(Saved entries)
+ + + +
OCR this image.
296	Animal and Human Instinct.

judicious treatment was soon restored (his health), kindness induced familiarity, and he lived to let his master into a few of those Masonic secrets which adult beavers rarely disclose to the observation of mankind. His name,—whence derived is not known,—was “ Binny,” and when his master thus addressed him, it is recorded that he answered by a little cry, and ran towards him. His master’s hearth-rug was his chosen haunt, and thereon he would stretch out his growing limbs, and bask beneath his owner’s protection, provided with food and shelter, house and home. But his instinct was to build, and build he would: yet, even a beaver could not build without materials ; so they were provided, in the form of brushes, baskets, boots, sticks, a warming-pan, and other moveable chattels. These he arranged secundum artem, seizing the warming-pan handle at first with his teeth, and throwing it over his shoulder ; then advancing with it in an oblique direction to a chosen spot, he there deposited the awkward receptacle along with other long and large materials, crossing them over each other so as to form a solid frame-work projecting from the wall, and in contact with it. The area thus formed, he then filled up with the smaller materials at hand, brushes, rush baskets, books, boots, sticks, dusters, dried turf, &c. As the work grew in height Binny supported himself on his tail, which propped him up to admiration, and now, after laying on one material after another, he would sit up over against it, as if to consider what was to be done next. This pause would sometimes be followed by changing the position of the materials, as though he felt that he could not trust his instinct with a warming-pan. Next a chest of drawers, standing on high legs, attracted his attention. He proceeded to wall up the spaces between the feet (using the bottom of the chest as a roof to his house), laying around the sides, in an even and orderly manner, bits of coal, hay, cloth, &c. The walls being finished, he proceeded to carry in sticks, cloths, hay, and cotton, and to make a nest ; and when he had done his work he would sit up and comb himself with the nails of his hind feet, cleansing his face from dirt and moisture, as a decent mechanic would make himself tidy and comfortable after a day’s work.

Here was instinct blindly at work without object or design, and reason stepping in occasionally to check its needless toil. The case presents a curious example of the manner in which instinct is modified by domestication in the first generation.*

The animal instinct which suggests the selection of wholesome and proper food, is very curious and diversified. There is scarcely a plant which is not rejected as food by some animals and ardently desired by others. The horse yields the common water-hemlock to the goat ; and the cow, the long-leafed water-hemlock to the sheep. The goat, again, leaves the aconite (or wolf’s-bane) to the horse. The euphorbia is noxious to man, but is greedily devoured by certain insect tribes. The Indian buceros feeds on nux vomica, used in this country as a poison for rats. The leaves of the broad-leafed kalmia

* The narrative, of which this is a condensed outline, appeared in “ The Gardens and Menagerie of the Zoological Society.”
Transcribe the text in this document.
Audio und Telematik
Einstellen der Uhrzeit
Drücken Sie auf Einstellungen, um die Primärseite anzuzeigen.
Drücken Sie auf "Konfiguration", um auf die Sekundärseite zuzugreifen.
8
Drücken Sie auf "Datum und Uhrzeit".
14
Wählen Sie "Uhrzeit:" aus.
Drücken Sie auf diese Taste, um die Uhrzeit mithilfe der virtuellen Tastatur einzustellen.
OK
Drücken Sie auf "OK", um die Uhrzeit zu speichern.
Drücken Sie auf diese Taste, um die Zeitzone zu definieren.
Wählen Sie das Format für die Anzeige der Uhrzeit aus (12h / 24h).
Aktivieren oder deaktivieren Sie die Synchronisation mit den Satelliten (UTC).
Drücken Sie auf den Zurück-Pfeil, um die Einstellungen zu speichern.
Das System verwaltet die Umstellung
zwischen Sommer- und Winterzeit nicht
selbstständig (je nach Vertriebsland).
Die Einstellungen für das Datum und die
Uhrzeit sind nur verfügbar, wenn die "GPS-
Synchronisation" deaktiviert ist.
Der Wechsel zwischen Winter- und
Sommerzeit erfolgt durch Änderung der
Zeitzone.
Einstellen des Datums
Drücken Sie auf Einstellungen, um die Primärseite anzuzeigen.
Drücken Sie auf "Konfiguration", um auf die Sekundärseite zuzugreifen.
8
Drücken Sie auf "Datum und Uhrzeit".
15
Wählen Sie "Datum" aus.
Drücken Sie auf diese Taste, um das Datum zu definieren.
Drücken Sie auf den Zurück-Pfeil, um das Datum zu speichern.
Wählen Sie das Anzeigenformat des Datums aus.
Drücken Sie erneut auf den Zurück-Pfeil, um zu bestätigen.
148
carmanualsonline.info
+ + + +
All lines in the data that contain the word "zwischen" should be copied.

**TASK SOLUTION:**
zwischen Sommer- und Winterzeit nicht
Der Wechsel zwischen Winter- und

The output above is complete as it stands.